Segment Start: Text for analysis

The 500 krooni banknote (500 EEK) is a denomination of the Estonian kroon, the former currency of Estonia. Carl Robert Jakobson (1841–1882), who was an Estonian politician, publisher, writer and promoter of agriculture, is featured on the front side of the bill, which is why the 500 krooni bill is often called a "Jakobson".

A barn swallow in flight on a landscape background is featured on the reverse side of the banknote. Before the replacement of the EEK by the euro, the 500 krooni banknote was commonly dispensed by ATMs in Estonia as well as the primary banknote used for withdrawals or cashing checks. It can be exchanged indefinitely at the currency museum of Eesti Pank for €31.96.

==History of the banknote==
- 1991: first series issued by the Bank of Estonia;
- 1994: second series issued;
- 1996: third series issued;
- 2000: fourth series issued;
- 2007: fifth series issued;
- 2011: withdrawn from circulation and replaced by the euro

== Security features==

Source:
- 1991
1. The watermark of the three lions is visible when the note is horizontal, but springs to life when the note is held against the light. The watermark is in two parts on the edges of the note.
2. Each note contains a security thread.
3. The portraits are printed in the main colour of the note and their raised surface can be felt with the fingertips.
4. Each note has an individual serial number. The horizontal number on the left is printed in black and the vertical number on the right is printed in a different colour on each denomination.
5. When the note is held at an angle to the light, the denomination of the note can be seen.
- 1994
6. New colour tints have been used in these areas.

Segment End: Text for analysis
Segment Start: Extracted data

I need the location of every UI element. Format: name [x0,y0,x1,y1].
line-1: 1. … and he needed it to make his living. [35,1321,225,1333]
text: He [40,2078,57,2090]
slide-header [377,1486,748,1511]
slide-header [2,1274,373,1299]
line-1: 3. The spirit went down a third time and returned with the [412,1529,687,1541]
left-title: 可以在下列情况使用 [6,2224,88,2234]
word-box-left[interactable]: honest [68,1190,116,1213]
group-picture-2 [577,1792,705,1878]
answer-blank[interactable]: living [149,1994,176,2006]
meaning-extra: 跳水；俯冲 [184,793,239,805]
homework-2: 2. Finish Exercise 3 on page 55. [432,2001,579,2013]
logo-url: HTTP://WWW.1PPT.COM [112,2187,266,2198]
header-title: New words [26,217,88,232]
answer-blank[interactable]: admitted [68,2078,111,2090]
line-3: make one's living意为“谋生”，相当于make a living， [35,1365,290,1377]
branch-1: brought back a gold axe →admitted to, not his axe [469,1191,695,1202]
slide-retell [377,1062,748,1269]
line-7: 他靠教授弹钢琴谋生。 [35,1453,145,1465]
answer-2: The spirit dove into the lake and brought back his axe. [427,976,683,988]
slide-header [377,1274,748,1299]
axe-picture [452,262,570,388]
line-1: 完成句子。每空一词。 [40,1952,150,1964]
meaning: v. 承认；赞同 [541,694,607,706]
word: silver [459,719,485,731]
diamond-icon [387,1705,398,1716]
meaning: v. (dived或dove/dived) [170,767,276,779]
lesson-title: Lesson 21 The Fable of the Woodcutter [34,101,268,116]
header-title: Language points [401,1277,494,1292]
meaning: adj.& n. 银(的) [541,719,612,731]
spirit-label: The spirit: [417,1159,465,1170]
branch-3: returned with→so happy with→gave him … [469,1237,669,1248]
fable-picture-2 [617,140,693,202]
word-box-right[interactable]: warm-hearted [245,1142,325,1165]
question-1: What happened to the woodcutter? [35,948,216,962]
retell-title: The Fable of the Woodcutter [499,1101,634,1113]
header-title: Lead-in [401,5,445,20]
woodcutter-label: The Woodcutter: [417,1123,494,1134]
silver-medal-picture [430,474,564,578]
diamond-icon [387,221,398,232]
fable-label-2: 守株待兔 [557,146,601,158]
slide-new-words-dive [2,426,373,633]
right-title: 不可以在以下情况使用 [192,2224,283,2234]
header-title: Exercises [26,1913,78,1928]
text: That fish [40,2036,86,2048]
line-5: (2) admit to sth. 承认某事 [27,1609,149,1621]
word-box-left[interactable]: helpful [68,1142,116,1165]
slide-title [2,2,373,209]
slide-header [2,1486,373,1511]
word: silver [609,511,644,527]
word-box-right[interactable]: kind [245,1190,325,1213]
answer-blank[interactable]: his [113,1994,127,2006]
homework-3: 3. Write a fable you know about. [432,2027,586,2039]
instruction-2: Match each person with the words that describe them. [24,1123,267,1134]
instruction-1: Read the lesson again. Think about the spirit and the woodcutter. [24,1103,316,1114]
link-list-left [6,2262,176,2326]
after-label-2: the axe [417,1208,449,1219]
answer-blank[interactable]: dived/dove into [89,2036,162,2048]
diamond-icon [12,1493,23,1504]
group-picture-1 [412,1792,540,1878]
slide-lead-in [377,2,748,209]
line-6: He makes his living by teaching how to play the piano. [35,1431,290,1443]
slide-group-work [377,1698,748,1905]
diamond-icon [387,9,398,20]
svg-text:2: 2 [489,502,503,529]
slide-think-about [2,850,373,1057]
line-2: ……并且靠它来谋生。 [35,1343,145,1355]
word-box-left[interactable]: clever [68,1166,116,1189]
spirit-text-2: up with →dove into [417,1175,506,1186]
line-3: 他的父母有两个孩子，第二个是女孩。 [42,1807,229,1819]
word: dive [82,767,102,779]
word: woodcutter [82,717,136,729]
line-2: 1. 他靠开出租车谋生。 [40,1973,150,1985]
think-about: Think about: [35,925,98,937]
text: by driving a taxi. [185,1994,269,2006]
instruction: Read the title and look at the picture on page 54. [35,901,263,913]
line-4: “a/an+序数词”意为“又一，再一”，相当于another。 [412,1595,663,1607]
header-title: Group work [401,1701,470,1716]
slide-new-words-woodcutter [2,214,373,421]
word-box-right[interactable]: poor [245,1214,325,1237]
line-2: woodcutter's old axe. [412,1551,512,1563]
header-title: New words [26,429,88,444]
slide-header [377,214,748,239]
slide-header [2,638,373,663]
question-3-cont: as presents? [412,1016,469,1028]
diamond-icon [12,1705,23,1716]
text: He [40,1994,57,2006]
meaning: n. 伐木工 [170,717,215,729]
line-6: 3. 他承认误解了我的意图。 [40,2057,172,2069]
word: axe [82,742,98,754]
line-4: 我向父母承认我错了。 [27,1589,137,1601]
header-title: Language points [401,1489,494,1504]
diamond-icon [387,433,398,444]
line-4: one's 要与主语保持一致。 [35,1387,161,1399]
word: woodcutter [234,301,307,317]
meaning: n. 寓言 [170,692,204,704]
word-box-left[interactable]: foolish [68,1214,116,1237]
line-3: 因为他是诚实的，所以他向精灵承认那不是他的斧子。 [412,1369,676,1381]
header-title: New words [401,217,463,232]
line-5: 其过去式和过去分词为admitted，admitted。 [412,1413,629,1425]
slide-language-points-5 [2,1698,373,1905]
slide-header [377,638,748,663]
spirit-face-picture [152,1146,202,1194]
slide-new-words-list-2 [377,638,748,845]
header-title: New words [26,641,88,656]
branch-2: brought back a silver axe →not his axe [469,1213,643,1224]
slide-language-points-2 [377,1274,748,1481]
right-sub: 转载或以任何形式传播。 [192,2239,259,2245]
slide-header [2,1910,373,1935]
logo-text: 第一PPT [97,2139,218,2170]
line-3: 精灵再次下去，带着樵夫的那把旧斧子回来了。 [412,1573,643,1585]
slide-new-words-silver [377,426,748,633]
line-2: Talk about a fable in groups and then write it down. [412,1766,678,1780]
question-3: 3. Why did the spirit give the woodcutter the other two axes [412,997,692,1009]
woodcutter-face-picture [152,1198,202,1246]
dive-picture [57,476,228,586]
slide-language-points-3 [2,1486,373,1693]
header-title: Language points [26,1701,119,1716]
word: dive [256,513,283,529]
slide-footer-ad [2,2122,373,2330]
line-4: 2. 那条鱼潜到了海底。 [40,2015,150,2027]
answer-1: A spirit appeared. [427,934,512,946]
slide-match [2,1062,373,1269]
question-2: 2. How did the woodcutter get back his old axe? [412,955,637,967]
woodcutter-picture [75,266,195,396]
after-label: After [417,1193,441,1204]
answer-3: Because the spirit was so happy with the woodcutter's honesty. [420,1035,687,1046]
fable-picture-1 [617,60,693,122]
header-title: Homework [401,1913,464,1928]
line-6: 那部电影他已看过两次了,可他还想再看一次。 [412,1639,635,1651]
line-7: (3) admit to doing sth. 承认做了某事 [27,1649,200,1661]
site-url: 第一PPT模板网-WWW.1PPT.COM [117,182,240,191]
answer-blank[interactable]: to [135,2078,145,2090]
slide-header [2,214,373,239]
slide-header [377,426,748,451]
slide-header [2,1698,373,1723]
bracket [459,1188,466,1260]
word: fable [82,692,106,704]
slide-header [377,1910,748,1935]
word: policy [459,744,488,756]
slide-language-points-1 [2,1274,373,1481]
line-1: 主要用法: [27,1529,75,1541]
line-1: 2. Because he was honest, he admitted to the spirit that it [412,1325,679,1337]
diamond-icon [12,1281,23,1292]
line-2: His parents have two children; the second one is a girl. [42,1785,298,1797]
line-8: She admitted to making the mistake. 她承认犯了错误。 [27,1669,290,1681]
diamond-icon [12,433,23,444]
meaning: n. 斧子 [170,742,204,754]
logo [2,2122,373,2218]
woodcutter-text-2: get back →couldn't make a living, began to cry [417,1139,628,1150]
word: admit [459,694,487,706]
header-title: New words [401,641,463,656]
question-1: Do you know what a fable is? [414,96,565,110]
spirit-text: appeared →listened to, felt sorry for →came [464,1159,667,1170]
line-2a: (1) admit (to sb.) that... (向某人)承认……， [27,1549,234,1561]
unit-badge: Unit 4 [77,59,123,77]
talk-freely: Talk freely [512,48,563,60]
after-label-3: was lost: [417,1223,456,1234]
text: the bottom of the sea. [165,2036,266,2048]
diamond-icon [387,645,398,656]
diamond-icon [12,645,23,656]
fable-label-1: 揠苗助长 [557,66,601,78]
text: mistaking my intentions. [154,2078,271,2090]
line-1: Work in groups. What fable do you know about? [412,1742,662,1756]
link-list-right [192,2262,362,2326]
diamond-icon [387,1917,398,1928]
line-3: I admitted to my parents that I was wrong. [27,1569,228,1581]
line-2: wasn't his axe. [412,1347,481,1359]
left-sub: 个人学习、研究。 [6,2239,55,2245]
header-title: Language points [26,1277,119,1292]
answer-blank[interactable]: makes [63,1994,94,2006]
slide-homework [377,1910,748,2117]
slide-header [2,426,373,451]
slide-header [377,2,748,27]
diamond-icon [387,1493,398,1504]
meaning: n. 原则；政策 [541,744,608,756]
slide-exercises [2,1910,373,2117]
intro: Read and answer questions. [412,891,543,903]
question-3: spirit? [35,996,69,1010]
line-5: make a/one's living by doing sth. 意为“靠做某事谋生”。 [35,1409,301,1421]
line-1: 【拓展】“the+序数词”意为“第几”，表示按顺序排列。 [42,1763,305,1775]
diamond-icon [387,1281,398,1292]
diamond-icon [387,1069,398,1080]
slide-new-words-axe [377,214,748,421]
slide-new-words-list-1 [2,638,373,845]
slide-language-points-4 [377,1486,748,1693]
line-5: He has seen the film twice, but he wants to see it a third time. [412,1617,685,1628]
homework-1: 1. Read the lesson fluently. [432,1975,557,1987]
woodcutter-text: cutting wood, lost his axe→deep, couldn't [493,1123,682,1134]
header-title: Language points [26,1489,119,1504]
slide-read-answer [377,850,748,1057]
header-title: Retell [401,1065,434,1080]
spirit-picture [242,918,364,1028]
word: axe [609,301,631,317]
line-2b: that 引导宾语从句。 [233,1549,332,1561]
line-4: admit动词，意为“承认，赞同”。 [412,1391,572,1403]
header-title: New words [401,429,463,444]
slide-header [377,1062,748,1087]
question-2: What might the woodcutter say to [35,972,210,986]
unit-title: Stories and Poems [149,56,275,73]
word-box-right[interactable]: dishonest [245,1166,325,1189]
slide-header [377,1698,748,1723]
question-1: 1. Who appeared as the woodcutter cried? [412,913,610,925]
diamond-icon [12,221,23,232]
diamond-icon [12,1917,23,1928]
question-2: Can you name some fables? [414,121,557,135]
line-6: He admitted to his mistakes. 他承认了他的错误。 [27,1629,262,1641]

Segment End: Extracted data

Things to do
a – In the text on the 500 krooni banknote, what is shown on the reverse side of the bill?
b – Resume the text on the 500 krooni banknote at the point where it stops.

Responses by task
a – A barn swallow in flight on a landscape background.

b –
7. Silver ink has been incorporated into the note.
8. A new style serial number appears on the right-hand side.
9. When the note is held up to the light, printed areas on the back of the note fill the unprinted areas on the front of the note.
10. The colour of the ink in this area changes when the note is viewed from different angles.
- 1996
11. Hologram featuring a swallow and the value '500'.
12. A new hand-engraved portrait of Carl Robert Jakobson.
13. A windowed thread with small text reading '500/EP'. The thread appears as a row of small silver dashes on the front surface of the note, but when the note is held up to the light it can be seen as a continuous line.
14. When the note is held up to the light, printed areas on the back of the note fill unprinted areas on the front of the note to form the value '500'.
15. Silver ink has been incorporated into the note.
16. New colour tints have been used in these areas.
17. New signatures and date.
- 2000
18. Portrait watermark.
19. Diffraction foil with microtext border (Exelgram).
20. Dark security thread with transparent text "500EEK EESTI PANK".
21. Tactile intaglio printed elements.
22. Microprint, repeated text "CARL ROBERT JAKOBSON".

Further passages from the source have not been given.